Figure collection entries
— begin —

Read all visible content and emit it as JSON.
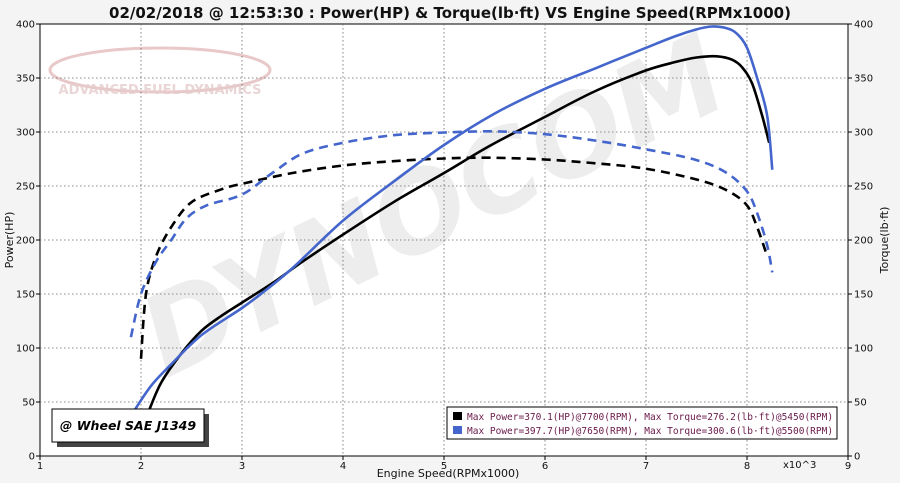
{
  "chart_data": {
    "type": "line",
    "title": "02/02/2018 @ 12:53:30 : Power(HP) & Torque(lb·ft) VS Engine Speed(RPMx1000)",
    "xlabel": "Engine Speed(RPMx1000)",
    "x_multiplier": "x10^3",
    "ylabel_left": "Power(HP)",
    "ylabel_right": "Torque(lb·ft)",
    "xlim": [
      1,
      9
    ],
    "ylim": [
      0,
      400
    ],
    "x_ticks": [
      "1",
      "2",
      "3",
      "4",
      "5",
      "6",
      "7",
      "8",
      "9"
    ],
    "y_ticks": [
      "0",
      "50",
      "100",
      "150",
      "200",
      "250",
      "300",
      "350",
      "400"
    ],
    "grid": true,
    "badge": "@ Wheel SAE J1349",
    "watermark_logo": "ADVANCED FUEL DYNAMICS",
    "watermark_text": "DYNOCOM",
    "legend_position": "bottom-right",
    "colors": {
      "black": "#000000",
      "blue": "#4466cc"
    },
    "series": [
      {
        "name": "Max Power=370.1(HP)@7700(RPM), Max Torque=276.2(lb·ft)@5450(RPM)",
        "color": "#000000",
        "power": [
          [
            2.07,
            40
          ],
          [
            2.2,
            68
          ],
          [
            2.4,
            95
          ],
          [
            2.6,
            116
          ],
          [
            2.8,
            130
          ],
          [
            3.0,
            142
          ],
          [
            3.3,
            160
          ],
          [
            3.6,
            180
          ],
          [
            4.0,
            205
          ],
          [
            4.5,
            235
          ],
          [
            5.0,
            262
          ],
          [
            5.45,
            287
          ],
          [
            6.0,
            314
          ],
          [
            6.5,
            338
          ],
          [
            7.0,
            357
          ],
          [
            7.3,
            365
          ],
          [
            7.5,
            369
          ],
          [
            7.7,
            370.1
          ],
          [
            7.85,
            367
          ],
          [
            7.95,
            360
          ],
          [
            8.05,
            345
          ],
          [
            8.15,
            315
          ],
          [
            8.22,
            290
          ]
        ],
        "torque": [
          [
            2.0,
            90
          ],
          [
            2.05,
            150
          ],
          [
            2.15,
            185
          ],
          [
            2.3,
            212
          ],
          [
            2.5,
            235
          ],
          [
            2.8,
            247
          ],
          [
            3.0,
            252
          ],
          [
            3.5,
            262
          ],
          [
            4.0,
            269
          ],
          [
            4.5,
            273
          ],
          [
            5.0,
            275.5
          ],
          [
            5.45,
            276.2
          ],
          [
            6.0,
            274.5
          ],
          [
            6.5,
            271
          ],
          [
            7.0,
            266
          ],
          [
            7.5,
            256
          ],
          [
            7.8,
            246
          ],
          [
            8.0,
            232
          ],
          [
            8.1,
            212
          ],
          [
            8.2,
            185
          ]
        ]
      },
      {
        "name": "Max Power=397.7(HP)@7650(RPM), Max Torque=300.6(lb·ft)@5500(RPM)",
        "color": "#4466cc",
        "power": [
          [
            1.92,
            40
          ],
          [
            2.1,
            65
          ],
          [
            2.3,
            85
          ],
          [
            2.6,
            112
          ],
          [
            3.0,
            137
          ],
          [
            3.2,
            151
          ],
          [
            3.5,
            174
          ],
          [
            4.0,
            218
          ],
          [
            4.5,
            254
          ],
          [
            5.0,
            288
          ],
          [
            5.5,
            317
          ],
          [
            6.0,
            340
          ],
          [
            6.5,
            359
          ],
          [
            7.0,
            378
          ],
          [
            7.3,
            389
          ],
          [
            7.5,
            395
          ],
          [
            7.65,
            397.7
          ],
          [
            7.8,
            396
          ],
          [
            7.9,
            391
          ],
          [
            8.0,
            378
          ],
          [
            8.1,
            350
          ],
          [
            8.2,
            315
          ],
          [
            8.25,
            265
          ]
        ],
        "torque": [
          [
            1.9,
            110
          ],
          [
            2.0,
            150
          ],
          [
            2.15,
            180
          ],
          [
            2.3,
            200
          ],
          [
            2.45,
            220
          ],
          [
            2.65,
            232
          ],
          [
            3.0,
            242
          ],
          [
            3.3,
            262
          ],
          [
            3.6,
            280
          ],
          [
            4.0,
            290
          ],
          [
            4.5,
            297
          ],
          [
            5.0,
            299.5
          ],
          [
            5.5,
            300.6
          ],
          [
            6.0,
            298
          ],
          [
            6.5,
            292
          ],
          [
            7.0,
            284
          ],
          [
            7.5,
            274
          ],
          [
            7.8,
            262
          ],
          [
            8.0,
            245
          ],
          [
            8.1,
            225
          ],
          [
            8.2,
            195
          ],
          [
            8.25,
            170
          ]
        ]
      }
    ]
  }
}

— end —

Leave out all images, then reproduce the entries above exactly.

Read all visible content and emit it as JSON.
{
  "chart_data": {
    "type": "line",
    "title": "02/02/2018 @ 12:53:30 : Power(HP) & Torque(lb·ft) VS Engine Speed(RPMx1000)",
    "xlabel": "Engine Speed(RPMx1000)",
    "x_multiplier": "x10^3",
    "ylabel_left": "Power(HP)",
    "ylabel_right": "Torque(lb·ft)",
    "xlim": [
      1,
      9
    ],
    "ylim": [
      0,
      400
    ],
    "x_ticks": [
      "1",
      "2",
      "3",
      "4",
      "5",
      "6",
      "7",
      "8",
      "9"
    ],
    "y_ticks": [
      "0",
      "50",
      "100",
      "150",
      "200",
      "250",
      "300",
      "350",
      "400"
    ],
    "grid": true,
    "badge": "@ Wheel SAE J1349",
    "watermark_logo": "ADVANCED FUEL DYNAMICS",
    "watermark_text": "DYNOCOM",
    "legend_position": "bottom-right",
    "colors": {
      "black": "#000000",
      "blue": "#4466cc"
    },
    "series": [
      {
        "name": "Max Power=370.1(HP)@7700(RPM), Max Torque=276.2(lb·ft)@5450(RPM)",
        "color": "#000000",
        "power": [
          [
            2.07,
            40
          ],
          [
            2.2,
            68
          ],
          [
            2.4,
            95
          ],
          [
            2.6,
            116
          ],
          [
            2.8,
            130
          ],
          [
            3.0,
            142
          ],
          [
            3.3,
            160
          ],
          [
            3.6,
            180
          ],
          [
            4.0,
            205
          ],
          [
            4.5,
            235
          ],
          [
            5.0,
            262
          ],
          [
            5.45,
            287
          ],
          [
            6.0,
            314
          ],
          [
            6.5,
            338
          ],
          [
            7.0,
            357
          ],
          [
            7.3,
            365
          ],
          [
            7.5,
            369
          ],
          [
            7.7,
            370.1
          ],
          [
            7.85,
            367
          ],
          [
            7.95,
            360
          ],
          [
            8.05,
            345
          ],
          [
            8.15,
            315
          ],
          [
            8.22,
            290
          ]
        ],
        "torque": [
          [
            2.0,
            90
          ],
          [
            2.05,
            150
          ],
          [
            2.15,
            185
          ],
          [
            2.3,
            212
          ],
          [
            2.5,
            235
          ],
          [
            2.8,
            247
          ],
          [
            3.0,
            252
          ],
          [
            3.5,
            262
          ],
          [
            4.0,
            269
          ],
          [
            4.5,
            273
          ],
          [
            5.0,
            275.5
          ],
          [
            5.45,
            276.2
          ],
          [
            6.0,
            274.5
          ],
          [
            6.5,
            271
          ],
          [
            7.0,
            266
          ],
          [
            7.5,
            256
          ],
          [
            7.8,
            246
          ],
          [
            8.0,
            232
          ],
          [
            8.1,
            212
          ],
          [
            8.2,
            185
          ]
        ]
      },
      {
        "name": "Max Power=397.7(HP)@7650(RPM), Max Torque=300.6(lb·ft)@5500(RPM)",
        "color": "#4466cc",
        "power": [
          [
            1.92,
            40
          ],
          [
            2.1,
            65
          ],
          [
            2.3,
            85
          ],
          [
            2.6,
            112
          ],
          [
            3.0,
            137
          ],
          [
            3.2,
            151
          ],
          [
            3.5,
            174
          ],
          [
            4.0,
            218
          ],
          [
            4.5,
            254
          ],
          [
            5.0,
            288
          ],
          [
            5.5,
            317
          ],
          [
            6.0,
            340
          ],
          [
            6.5,
            359
          ],
          [
            7.0,
            378
          ],
          [
            7.3,
            389
          ],
          [
            7.5,
            395
          ],
          [
            7.65,
            397.7
          ],
          [
            7.8,
            396
          ],
          [
            7.9,
            391
          ],
          [
            8.0,
            378
          ],
          [
            8.1,
            350
          ],
          [
            8.2,
            315
          ],
          [
            8.25,
            265
          ]
        ],
        "torque": [
          [
            1.9,
            110
          ],
          [
            2.0,
            150
          ],
          [
            2.15,
            180
          ],
          [
            2.3,
            200
          ],
          [
            2.45,
            220
          ],
          [
            2.65,
            232
          ],
          [
            3.0,
            242
          ],
          [
            3.3,
            262
          ],
          [
            3.6,
            280
          ],
          [
            4.0,
            290
          ],
          [
            4.5,
            297
          ],
          [
            5.0,
            299.5
          ],
          [
            5.5,
            300.6
          ],
          [
            6.0,
            298
          ],
          [
            6.5,
            292
          ],
          [
            7.0,
            284
          ],
          [
            7.5,
            274
          ],
          [
            7.8,
            262
          ],
          [
            8.0,
            245
          ],
          [
            8.1,
            225
          ],
          [
            8.2,
            195
          ],
          [
            8.25,
            170
          ]
        ]
      }
    ]
  }
}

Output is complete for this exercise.